**Problem to solve**.
Write out all of the data without omission, exactly as shown.

---------- Input for this task ----------

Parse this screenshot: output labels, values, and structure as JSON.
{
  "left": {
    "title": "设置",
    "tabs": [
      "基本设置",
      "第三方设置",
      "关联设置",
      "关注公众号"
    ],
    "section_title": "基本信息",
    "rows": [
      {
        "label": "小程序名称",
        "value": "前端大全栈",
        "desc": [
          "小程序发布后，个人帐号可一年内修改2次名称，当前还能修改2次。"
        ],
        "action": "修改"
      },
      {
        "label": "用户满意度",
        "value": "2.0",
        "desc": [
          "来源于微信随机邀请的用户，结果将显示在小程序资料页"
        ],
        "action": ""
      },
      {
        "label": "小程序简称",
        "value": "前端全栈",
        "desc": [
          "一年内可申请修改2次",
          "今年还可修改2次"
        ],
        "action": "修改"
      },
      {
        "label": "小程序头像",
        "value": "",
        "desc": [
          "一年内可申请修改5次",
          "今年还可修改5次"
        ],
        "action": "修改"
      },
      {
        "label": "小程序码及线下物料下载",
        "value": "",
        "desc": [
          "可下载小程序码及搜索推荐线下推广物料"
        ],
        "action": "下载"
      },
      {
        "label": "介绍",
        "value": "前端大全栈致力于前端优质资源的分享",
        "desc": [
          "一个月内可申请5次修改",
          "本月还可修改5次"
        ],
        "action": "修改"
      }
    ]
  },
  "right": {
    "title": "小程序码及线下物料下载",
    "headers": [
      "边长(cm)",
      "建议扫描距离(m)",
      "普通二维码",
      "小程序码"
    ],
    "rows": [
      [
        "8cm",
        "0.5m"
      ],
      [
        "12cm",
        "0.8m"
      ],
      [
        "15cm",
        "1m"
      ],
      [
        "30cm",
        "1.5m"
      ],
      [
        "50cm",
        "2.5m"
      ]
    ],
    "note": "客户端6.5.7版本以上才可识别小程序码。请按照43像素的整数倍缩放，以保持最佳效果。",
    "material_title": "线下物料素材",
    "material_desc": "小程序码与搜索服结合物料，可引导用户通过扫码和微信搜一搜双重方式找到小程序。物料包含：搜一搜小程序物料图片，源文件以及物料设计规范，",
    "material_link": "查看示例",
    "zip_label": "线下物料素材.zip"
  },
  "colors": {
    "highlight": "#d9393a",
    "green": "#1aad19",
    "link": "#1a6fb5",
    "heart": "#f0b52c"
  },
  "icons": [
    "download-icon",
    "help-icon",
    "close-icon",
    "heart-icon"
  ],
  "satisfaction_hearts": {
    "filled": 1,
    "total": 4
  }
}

----------

**Solution to this problem**.
Parse this screenshot: output labels, values, and structure as JSON.
{
  "left": {
    "title": "设置",
    "tabs": [
      "基本设置",
      "第三方设置",
      "关联设置",
      "关注公众号"
    ],
    "section_title": "基本信息",
    "rows": [
      {
        "label": "小程序名称",
        "value": "前端大全栈",
        "desc": [
          "小程序发布后，个人帐号可一年内修改2次名称，当前还能修改2次。"
        ],
        "action": "修改"
      },
      {
        "label": "用户满意度",
        "value": "2.0",
        "desc": [
          "来源于微信随机邀请的用户，结果将显示在小程序资料页"
        ],
        "action": ""
      },
      {
        "label": "小程序简称",
        "value": "前端全栈",
        "desc": [
          "一年内可申请修改2次",
          "今年还可修改2次"
        ],
        "action": "修改"
      },
      {
        "label": "小程序头像",
        "value": "",
        "desc": [
          "一年内可申请修改5次",
          "今年还可修改5次"
        ],
        "action": "修改"
      },
      {
        "label": "小程序码及线下物料下载",
        "value": "",
        "desc": [
          "可下载小程序码及搜索推荐线下推广物料"
        ],
        "action": "下载"
      },
      {
        "label": "介绍",
        "value": "前端大全栈致力于前端优质资源的分享",
        "desc": [
          "一个月内可申请5次修改",
          "本月还可修改5次"
        ],
        "action": "修改"
      }
    ]
  },
  "right": {
    "title": "小程序码及线下物料下载",
    "headers": [
      "边长(cm)",
      "建议扫描距离(m)",
      "普通二维码",
      "小程序码"
    ],
    "rows": [
      [
        "8cm",
        "0.5m"
      ],
      [
        "12cm",
        "0.8m"
      ],
      [
        "15cm",
        "1m"
      ],
      [
        "30cm",
        "1.5m"
      ],
      [
        "50cm",
        "2.5m"
      ]
    ],
    "note": "客户端6.5.7版本以上才可识别小程序码。请按照43像素的整数倍缩放，以保持最佳效果。",
    "material_title": "线下物料素材",
    "material_desc": "小程序码与搜索服结合物料，可引导用户通过扫码和微信搜一搜双重方式找到小程序。物料包含：搜一搜小程序物料图片，源文件以及物料设计规范，",
    "material_link": "查看示例",
    "zip_label": "线下物料素材.zip"
  },
  "colors": {
    "highlight": "#d9393a",
    "green": "#1aad19",
    "link": "#1a6fb5",
    "heart": "#f0b52c"
  },
  "icons": [
    "download-icon",
    "help-icon",
    "close-icon",
    "heart-icon"
  ],
  "satisfaction_hearts": {
    "filled": 1,
    "total": 4
  }
}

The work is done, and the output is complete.